+++ ITEMS

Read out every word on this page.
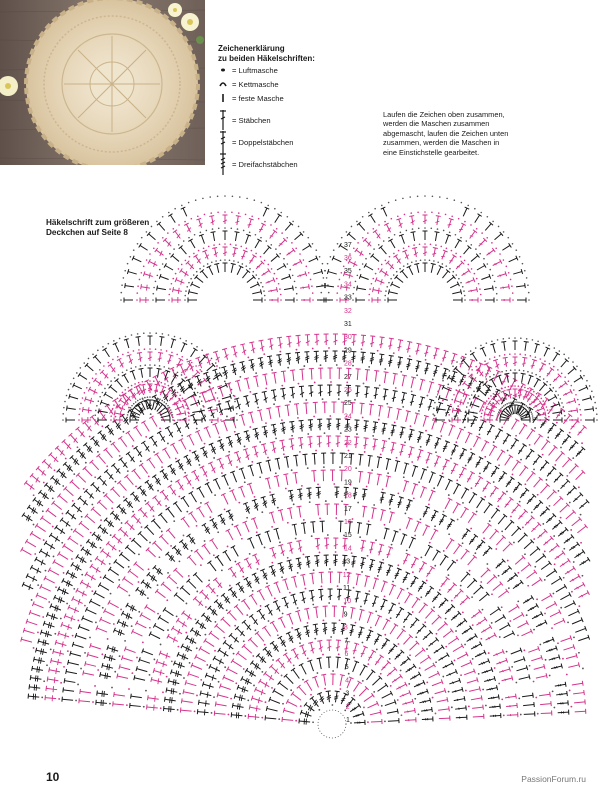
Zeichenerklärung
zu beiden Häkelschriften:
= Luftmasche
= Kettmasche
= feste Masche
= Stäbchen
= Doppelstäbchen
= Dreifachstäbchen
Laufen die Zeichen oben zusammen, werden die Maschen zusammen abgemascht, laufen die Zeichen unten zusammen, werden die Maschen in eine Einstichstelle gearbeitet.
Häkelschrift zum größeren
Deckchen auf Seite 8
1
2
3
4
5
6
7
8
9
10
11
12
13
14
15
16
17
18
19
20
21
22
23
24
25
26
27
28
29
30
31
32
33
34
35
36
37
10	PassionForum.ru
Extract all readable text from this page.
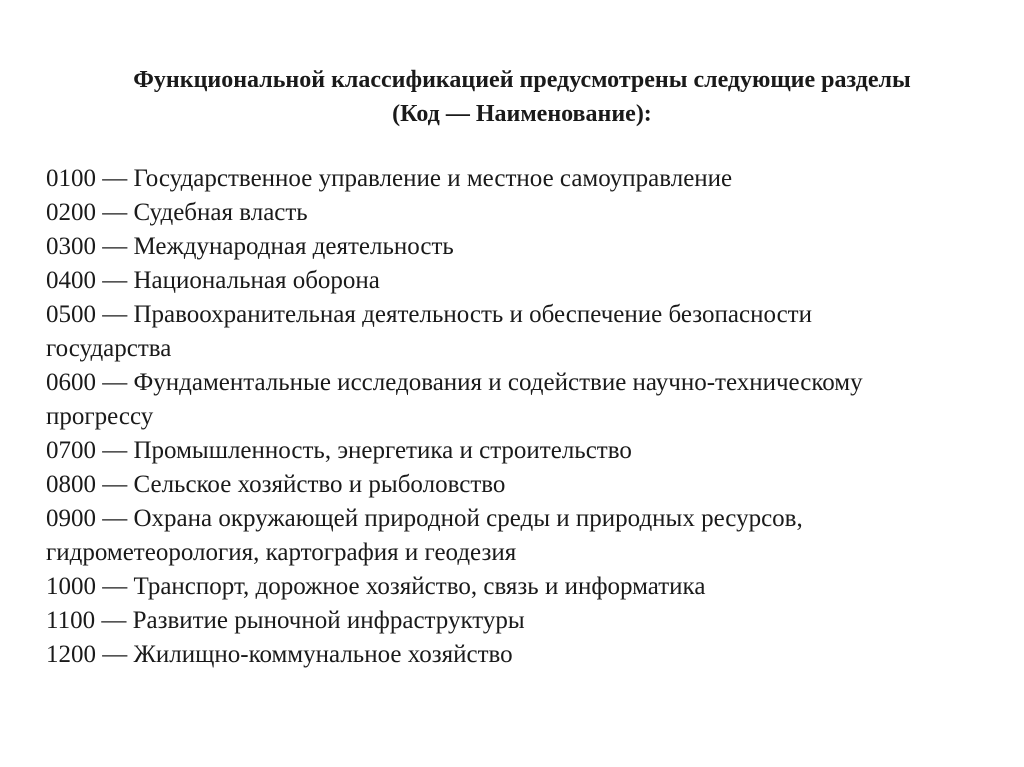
Функциональной классификацией предусмотрены следующие разделы
(Код — Наименование):
0100 — Государственное управление и местное самоуправление
0200 — Судебная власть
0300 — Международная деятельность
0400 — Национальная оборона
0500 — Правоохранительная деятельность и обеспечение безопасности
государства
0600 — Фундаментальные исследования и содействие научно-техническому
прогрессу
0700 — Промышленность, энергетика и строительство
0800 — Сельское хозяйство и рыболовство
0900 — Охрана окружающей природной среды и природных ресурсов,
гидрометеорология, картография и геодезия
1000 — Транспорт, дорожное хозяйство, связь и информатика
1100 — Развитие рыночной инфраструктуры
1200 — Жилищно-коммунальное хозяйство
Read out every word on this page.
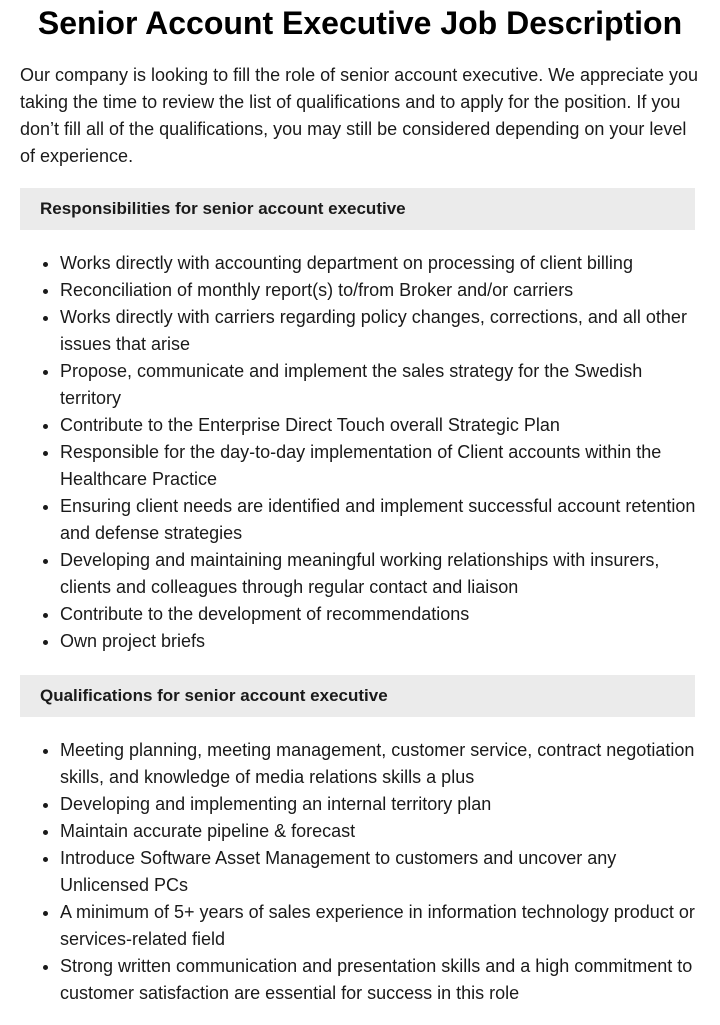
Senior Account Executive Job Description

Our company is looking to fill the role of senior account executive. We appreciate you taking the time to review the list of qualifications and to apply for the position. If you don’t fill all of the qualifications, you may still be considered depending on your level of experience.

Responsibilities for senior account executive
• Works directly with accounting department on processing of client billing
• Reconciliation of monthly report(s) to/from Broker and/or carriers
• Works directly with carriers regarding policy changes, corrections, and all other issues that arise
• Propose, communicate and implement the sales strategy for the Swedish territory
• Contribute to the Enterprise Direct Touch overall Strategic Plan
• Responsible for the day-to-day implementation of Client accounts within the Healthcare Practice
• Ensuring client needs are identified and implement successful account retention and defense strategies
• Developing and maintaining meaningful working relationships with insurers, clients and colleagues through regular contact and liaison
• Contribute to the development of recommendations
• Own project briefs
Qualifications for senior account executive
• Meeting planning, meeting management, customer service, contract negotiation skills, and knowledge of media relations skills a plus
• Developing and implementing an internal territory plan
• Maintain accurate pipeline & forecast
• Introduce Software Asset Management to customers and uncover any Unlicensed PCs
• A minimum of 5+ years of sales experience in information technology product or services-related field
• Strong written communication and presentation skills and a high commitment to customer satisfaction are essential for success in this role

++++++

_THE EXERCISE_
Could you reproduce every record above exactly, leaving out the pictures?

_PROBLEM SOLUTION_
Read out every word on this page.
Zeichenerklärung
zu beiden Häkelschriften:
= Luftmasche
= Kettmasche
= feste Masche
= Stäbchen
= Doppelstäbchen
= Dreifachstäbchen
Laufen die Zeichen oben zusammen, werden die Maschen zusammen abgemascht, laufen die Zeichen unten zusammen, werden die Maschen in eine Einstichstelle gearbeitet.
Häkelschrift zum größeren
Deckchen auf Seite 8
1
2
3
4
5
6
7
8
9
10
11
12
13
14
15
16
17
18
19
20
21
22
23
24
25
26
27
28
29
30
31
32
33
34
35
36
37
10	PassionForum.ru
Extract all readable text from this page.
Функциональной классификацией предусмотрены следующие разделы
(Код — Наименование):
0100 — Государственное управление и местное самоуправление
0200 — Судебная власть
0300 — Международная деятельность
0400 — Национальная оборона
0500 — Правоохранительная деятельность и обеспечение безопасности
государства
0600 — Фундаментальные исследования и содействие научно-техническому
прогрессу
0700 — Промышленность, энергетика и строительство
0800 — Сельское хозяйство и рыболовство
0900 — Охрана окружающей природной среды и природных ресурсов,
гидрометеорология, картография и геодезия
1000 — Транспорт, дорожное хозяйство, связь и информатика
1100 — Развитие рыночной инфраструктуры
1200 — Жилищно-коммунальное хозяйство
Read out every word on this page.
Senior Account Executive Job Description

Our company is looking to fill the role of senior account executive. We appreciate you taking the time to review the list of qualifications and to apply for the position. If you don’t fill all of the qualifications, you may still be considered depending on your level of experience.

Responsibilities for senior account executive
• Works directly with accounting department on processing of client billing
• Reconciliation of monthly report(s) to/from Broker and/or carriers
• Works directly with carriers regarding policy changes, corrections, and all other issues that arise
• Propose, communicate and implement the sales strategy for the Swedish territory
• Contribute to the Enterprise Direct Touch overall Strategic Plan
• Responsible for the day-to-day implementation of Client accounts within the Healthcare Practice
• Ensuring client needs are identified and implement successful account retention and defense strategies
• Developing and maintaining meaningful working relationships with insurers, clients and colleagues through regular contact and liaison
• Contribute to the development of recommendations
• Own project briefs
Qualifications for senior account executive
• Meeting planning, meeting management, customer service, contract negotiation skills, and knowledge of media relations skills a plus
• Developing and implementing an internal territory plan
• Maintain accurate pipeline & forecast
• Introduce Software Asset Management to customers and uncover any Unlicensed PCs
• A minimum of 5+ years of sales experience in information technology product or services-related field
• Strong written communication and presentation skills and a high commitment to customer satisfaction are essential for success in this role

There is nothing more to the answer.